## DIRECTION
Reproduce the listing below character for character; drop every image.

(Figure record extracts)
◇ ◇ ◇ ◇ ◇

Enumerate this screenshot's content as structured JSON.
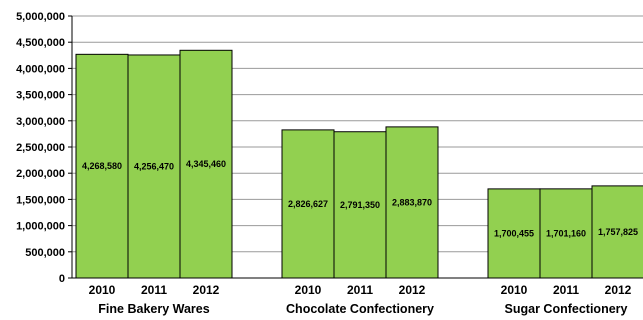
{
  "chart_data": {
    "type": "bar",
    "title": "",
    "xlabel": "",
    "ylabel": "",
    "ylim": [
      0,
      5000000
    ],
    "yticks": [
      0,
      500000,
      1000000,
      1500000,
      2000000,
      2500000,
      3000000,
      3500000,
      4000000,
      4500000,
      5000000
    ],
    "ytick_labels": [
      "0",
      "500,000",
      "1,000,000",
      "1,500,000",
      "2,000,000",
      "2,500,000",
      "3,000,000",
      "3,500,000",
      "4,000,000",
      "4,500,000",
      "5,000,000"
    ],
    "grid": true,
    "legend": "none",
    "bar_color": "#92d050",
    "bar_edge_color": "#000000",
    "groups": [
      {
        "name": "Fine Bakery Wares",
        "categories": [
          "2010",
          "2011",
          "2012"
        ],
        "values": [
          4268580,
          4256470,
          4345460
        ],
        "value_labels": [
          "4,268,580",
          "4,256,470",
          "4,345,460"
        ]
      },
      {
        "name": "Chocolate Confectionery",
        "categories": [
          "2010",
          "2011",
          "2012"
        ],
        "values": [
          2826627,
          2791350,
          2883870
        ],
        "value_labels": [
          "2,826,627",
          "2,791,350",
          "2,883,870"
        ]
      },
      {
        "name": "Sugar Confectionery",
        "categories": [
          "2010",
          "2011",
          "2012"
        ],
        "values": [
          1700455,
          1701160,
          1757825
        ],
        "value_labels": [
          "1,700,455",
          "1,701,160",
          "1,757,825"
        ]
      }
    ]
  }
}
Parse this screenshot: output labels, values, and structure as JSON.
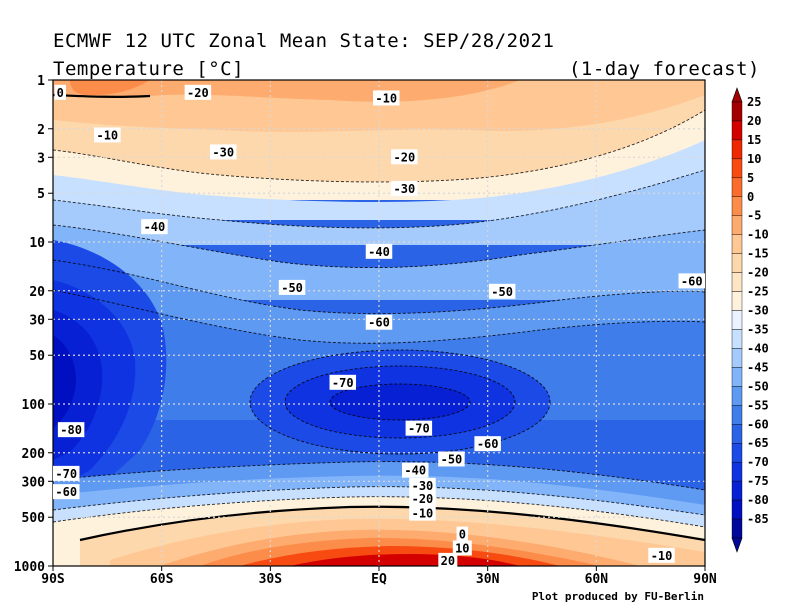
{
  "chart_data": {
    "type": "heatmap",
    "title": "ECMWF 12 UTC Zonal Mean State: SEP/28/2021",
    "subtitle": "Temperature [°C]",
    "forecast_label": "(1-day forecast)",
    "footer": "Plot produced by FU-Berlin",
    "x_ticks": [
      {
        "label": "90S",
        "lat": -90
      },
      {
        "label": "60S",
        "lat": -60
      },
      {
        "label": "30S",
        "lat": -30
      },
      {
        "label": "EQ",
        "lat": 0
      },
      {
        "label": "30N",
        "lat": 30
      },
      {
        "label": "60N",
        "lat": 60
      },
      {
        "label": "90N",
        "lat": 90
      }
    ],
    "y_ticks": [
      {
        "label": "1",
        "p": 1
      },
      {
        "label": "2",
        "p": 2
      },
      {
        "label": "3",
        "p": 3
      },
      {
        "label": "5",
        "p": 5
      },
      {
        "label": "10",
        "p": 10
      },
      {
        "label": "20",
        "p": 20
      },
      {
        "label": "30",
        "p": 30
      },
      {
        "label": "50",
        "p": 50
      },
      {
        "label": "100",
        "p": 100
      },
      {
        "label": "200",
        "p": 200
      },
      {
        "label": "300",
        "p": 300
      },
      {
        "label": "500",
        "p": 500
      },
      {
        "label": "1000",
        "p": 1000
      }
    ],
    "x_range": [
      -90,
      90
    ],
    "y_range_hPa": [
      1,
      1000
    ],
    "y_scale": "log",
    "grid": true,
    "colorbar_levels": [
      "25",
      "20",
      "15",
      "10",
      "5",
      "0",
      "-5",
      "-10",
      "-15",
      "-20",
      "-25",
      "-30",
      "-35",
      "-40",
      "-45",
      "-50",
      "-55",
      "-60",
      "-65",
      "-70",
      "-75",
      "-80",
      "-85"
    ],
    "colorbar_colors": [
      "#a50000",
      "#d40000",
      "#ee2800",
      "#f74b12",
      "#fb6c2c",
      "#fc8c4a",
      "#fdab6f",
      "#fec793",
      "#fed8ad",
      "#fee5c4",
      "#fff2dc",
      "#eaf3ff",
      "#c8e0ff",
      "#a5cbfd",
      "#82b4f9",
      "#5e99f2",
      "#3f7deb",
      "#2b63e6",
      "#1b4ae6",
      "#0f33e0",
      "#0720d4",
      "#0010c0",
      "#000899"
    ],
    "contour_labels": [
      {
        "text": "0",
        "lat": -88,
        "p": 1.2
      },
      {
        "text": "-20",
        "lat": -50,
        "p": 1.2
      },
      {
        "text": "-10",
        "lat": 2,
        "p": 1.3
      },
      {
        "text": "-10",
        "lat": -75,
        "p": 2.2
      },
      {
        "text": "-30",
        "lat": -43,
        "p": 2.8
      },
      {
        "text": "-20",
        "lat": 7,
        "p": 3.0
      },
      {
        "text": "-30",
        "lat": 7,
        "p": 4.7
      },
      {
        "text": "-40",
        "lat": -62,
        "p": 8.1
      },
      {
        "text": "-40",
        "lat": 0,
        "p": 11.5
      },
      {
        "text": "-50",
        "lat": -24,
        "p": 19.2
      },
      {
        "text": "-50",
        "lat": 34,
        "p": 20.3
      },
      {
        "text": "-60",
        "lat": 89,
        "p": 17.5
      },
      {
        "text": "-60",
        "lat": 0,
        "p": 31.5
      },
      {
        "text": "-70",
        "lat": -10,
        "p": 74
      },
      {
        "text": "-70",
        "lat": 11,
        "p": 142
      },
      {
        "text": "-80",
        "lat": -85,
        "p": 145
      },
      {
        "text": "-60",
        "lat": 30,
        "p": 177
      },
      {
        "text": "-50",
        "lat": 20,
        "p": 220
      },
      {
        "text": "-70",
        "lat": -87,
        "p": 270
      },
      {
        "text": "-40",
        "lat": 10,
        "p": 258
      },
      {
        "text": "-30",
        "lat": 12,
        "p": 320
      },
      {
        "text": "-60",
        "lat": -87,
        "p": 350
      },
      {
        "text": "-20",
        "lat": 12,
        "p": 385
      },
      {
        "text": "-10",
        "lat": 12,
        "p": 475
      },
      {
        "text": "0",
        "lat": 23,
        "p": 640
      },
      {
        "text": "10",
        "lat": 23,
        "p": 780
      },
      {
        "text": "-10",
        "lat": 78,
        "p": 865
      },
      {
        "text": "20",
        "lat": 19,
        "p": 930
      }
    ]
  }
}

◇ ◇ ◇ ◇ ◇

## OUTPUT FOR THIS TASK
Enumerate this screenshot's content as structured JSON.
{
  "chart_data": {
    "type": "bar",
    "title": "",
    "xlabel": "",
    "ylabel": "",
    "ylim": [
      0,
      5000000
    ],
    "yticks": [
      0,
      500000,
      1000000,
      1500000,
      2000000,
      2500000,
      3000000,
      3500000,
      4000000,
      4500000,
      5000000
    ],
    "ytick_labels": [
      "0",
      "500,000",
      "1,000,000",
      "1,500,000",
      "2,000,000",
      "2,500,000",
      "3,000,000",
      "3,500,000",
      "4,000,000",
      "4,500,000",
      "5,000,000"
    ],
    "grid": true,
    "legend": "none",
    "bar_color": "#92d050",
    "bar_edge_color": "#000000",
    "groups": [
      {
        "name": "Fine Bakery Wares",
        "categories": [
          "2010",
          "2011",
          "2012"
        ],
        "values": [
          4268580,
          4256470,
          4345460
        ],
        "value_labels": [
          "4,268,580",
          "4,256,470",
          "4,345,460"
        ]
      },
      {
        "name": "Chocolate Confectionery",
        "categories": [
          "2010",
          "2011",
          "2012"
        ],
        "values": [
          2826627,
          2791350,
          2883870
        ],
        "value_labels": [
          "2,826,627",
          "2,791,350",
          "2,883,870"
        ]
      },
      {
        "name": "Sugar Confectionery",
        "categories": [
          "2010",
          "2011",
          "2012"
        ],
        "values": [
          1700455,
          1701160,
          1757825
        ],
        "value_labels": [
          "1,700,455",
          "1,701,160",
          "1,757,825"
        ]
      }
    ]
  }
}
Parse this screenshot: output labels, values, and structure as JSON.
{
  "chart_data": {
    "type": "heatmap",
    "title": "ECMWF 12 UTC Zonal Mean State: SEP/28/2021",
    "subtitle": "Temperature [°C]",
    "forecast_label": "(1-day forecast)",
    "footer": "Plot produced by FU-Berlin",
    "x_ticks": [
      {
        "label": "90S",
        "lat": -90
      },
      {
        "label": "60S",
        "lat": -60
      },
      {
        "label": "30S",
        "lat": -30
      },
      {
        "label": "EQ",
        "lat": 0
      },
      {
        "label": "30N",
        "lat": 30
      },
      {
        "label": "60N",
        "lat": 60
      },
      {
        "label": "90N",
        "lat": 90
      }
    ],
    "y_ticks": [
      {
        "label": "1",
        "p": 1
      },
      {
        "label": "2",
        "p": 2
      },
      {
        "label": "3",
        "p": 3
      },
      {
        "label": "5",
        "p": 5
      },
      {
        "label": "10",
        "p": 10
      },
      {
        "label": "20",
        "p": 20
      },
      {
        "label": "30",
        "p": 30
      },
      {
        "label": "50",
        "p": 50
      },
      {
        "label": "100",
        "p": 100
      },
      {
        "label": "200",
        "p": 200
      },
      {
        "label": "300",
        "p": 300
      },
      {
        "label": "500",
        "p": 500
      },
      {
        "label": "1000",
        "p": 1000
      }
    ],
    "x_range": [
      -90,
      90
    ],
    "y_range_hPa": [
      1,
      1000
    ],
    "y_scale": "log",
    "grid": true,
    "colorbar_levels": [
      "25",
      "20",
      "15",
      "10",
      "5",
      "0",
      "-5",
      "-10",
      "-15",
      "-20",
      "-25",
      "-30",
      "-35",
      "-40",
      "-45",
      "-50",
      "-55",
      "-60",
      "-65",
      "-70",
      "-75",
      "-80",
      "-85"
    ],
    "colorbar_colors": [
      "#a50000",
      "#d40000",
      "#ee2800",
      "#f74b12",
      "#fb6c2c",
      "#fc8c4a",
      "#fdab6f",
      "#fec793",
      "#fed8ad",
      "#fee5c4",
      "#fff2dc",
      "#eaf3ff",
      "#c8e0ff",
      "#a5cbfd",
      "#82b4f9",
      "#5e99f2",
      "#3f7deb",
      "#2b63e6",
      "#1b4ae6",
      "#0f33e0",
      "#0720d4",
      "#0010c0",
      "#000899"
    ],
    "contour_labels": [
      {
        "text": "0",
        "lat": -88,
        "p": 1.2
      },
      {
        "text": "-20",
        "lat": -50,
        "p": 1.2
      },
      {
        "text": "-10",
        "lat": 2,
        "p": 1.3
      },
      {
        "text": "-10",
        "lat": -75,
        "p": 2.2
      },
      {
        "text": "-30",
        "lat": -43,
        "p": 2.8
      },
      {
        "text": "-20",
        "lat": 7,
        "p": 3.0
      },
      {
        "text": "-30",
        "lat": 7,
        "p": 4.7
      },
      {
        "text": "-40",
        "lat": -62,
        "p": 8.1
      },
      {
        "text": "-40",
        "lat": 0,
        "p": 11.5
      },
      {
        "text": "-50",
        "lat": -24,
        "p": 19.2
      },
      {
        "text": "-50",
        "lat": 34,
        "p": 20.3
      },
      {
        "text": "-60",
        "lat": 89,
        "p": 17.5
      },
      {
        "text": "-60",
        "lat": 0,
        "p": 31.5
      },
      {
        "text": "-70",
        "lat": -10,
        "p": 74
      },
      {
        "text": "-70",
        "lat": 11,
        "p": 142
      },
      {
        "text": "-80",
        "lat": -85,
        "p": 145
      },
      {
        "text": "-60",
        "lat": 30,
        "p": 177
      },
      {
        "text": "-50",
        "lat": 20,
        "p": 220
      },
      {
        "text": "-70",
        "lat": -87,
        "p": 270
      },
      {
        "text": "-40",
        "lat": 10,
        "p": 258
      },
      {
        "text": "-30",
        "lat": 12,
        "p": 320
      },
      {
        "text": "-60",
        "lat": -87,
        "p": 350
      },
      {
        "text": "-20",
        "lat": 12,
        "p": 385
      },
      {
        "text": "-10",
        "lat": 12,
        "p": 475
      },
      {
        "text": "0",
        "lat": 23,
        "p": 640
      },
      {
        "text": "10",
        "lat": 23,
        "p": 780
      },
      {
        "text": "-10",
        "lat": 78,
        "p": 865
      },
      {
        "text": "20",
        "lat": 19,
        "p": 930
      }
    ]
  }
}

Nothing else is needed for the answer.